Directions for this task: The entries below are to be written out again without alteration.

(Stored data)
┌────────

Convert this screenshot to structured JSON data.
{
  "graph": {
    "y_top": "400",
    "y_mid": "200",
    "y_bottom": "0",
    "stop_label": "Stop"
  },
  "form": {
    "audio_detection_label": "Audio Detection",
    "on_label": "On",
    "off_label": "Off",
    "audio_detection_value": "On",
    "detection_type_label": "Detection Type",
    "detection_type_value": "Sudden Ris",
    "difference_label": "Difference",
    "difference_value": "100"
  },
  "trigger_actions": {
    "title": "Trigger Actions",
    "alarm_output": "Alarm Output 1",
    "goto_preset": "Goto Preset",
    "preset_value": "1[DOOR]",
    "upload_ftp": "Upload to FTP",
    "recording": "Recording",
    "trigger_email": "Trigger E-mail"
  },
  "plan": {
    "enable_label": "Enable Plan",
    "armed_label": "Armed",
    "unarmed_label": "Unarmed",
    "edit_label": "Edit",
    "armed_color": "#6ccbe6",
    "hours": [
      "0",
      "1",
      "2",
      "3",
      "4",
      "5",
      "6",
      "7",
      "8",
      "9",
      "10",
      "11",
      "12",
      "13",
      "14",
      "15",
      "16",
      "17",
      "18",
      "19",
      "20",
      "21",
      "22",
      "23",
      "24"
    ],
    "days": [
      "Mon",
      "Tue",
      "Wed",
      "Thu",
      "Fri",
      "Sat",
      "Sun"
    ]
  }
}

└────────

Solution for this exercise:
Convert this screenshot to structured JSON data.
{
  "graph": {
    "y_top": "400",
    "y_mid": "200",
    "y_bottom": "0",
    "stop_label": "Stop"
  },
  "form": {
    "audio_detection_label": "Audio Detection",
    "on_label": "On",
    "off_label": "Off",
    "audio_detection_value": "On",
    "detection_type_label": "Detection Type",
    "detection_type_value": "Sudden Ris",
    "difference_label": "Difference",
    "difference_value": "100"
  },
  "trigger_actions": {
    "title": "Trigger Actions",
    "alarm_output": "Alarm Output 1",
    "goto_preset": "Goto Preset",
    "preset_value": "1[DOOR]",
    "upload_ftp": "Upload to FTP",
    "recording": "Recording",
    "trigger_email": "Trigger E-mail"
  },
  "plan": {
    "enable_label": "Enable Plan",
    "armed_label": "Armed",
    "unarmed_label": "Unarmed",
    "edit_label": "Edit",
    "armed_color": "#6ccbe6",
    "hours": [
      "0",
      "1",
      "2",
      "3",
      "4",
      "5",
      "6",
      "7",
      "8",
      "9",
      "10",
      "11",
      "12",
      "13",
      "14",
      "15",
      "16",
      "17",
      "18",
      "19",
      "20",
      "21",
      "22",
      "23",
      "24"
    ],
    "days": [
      "Mon",
      "Tue",
      "Wed",
      "Thu",
      "Fri",
      "Sat",
      "Sun"
    ]
  }
}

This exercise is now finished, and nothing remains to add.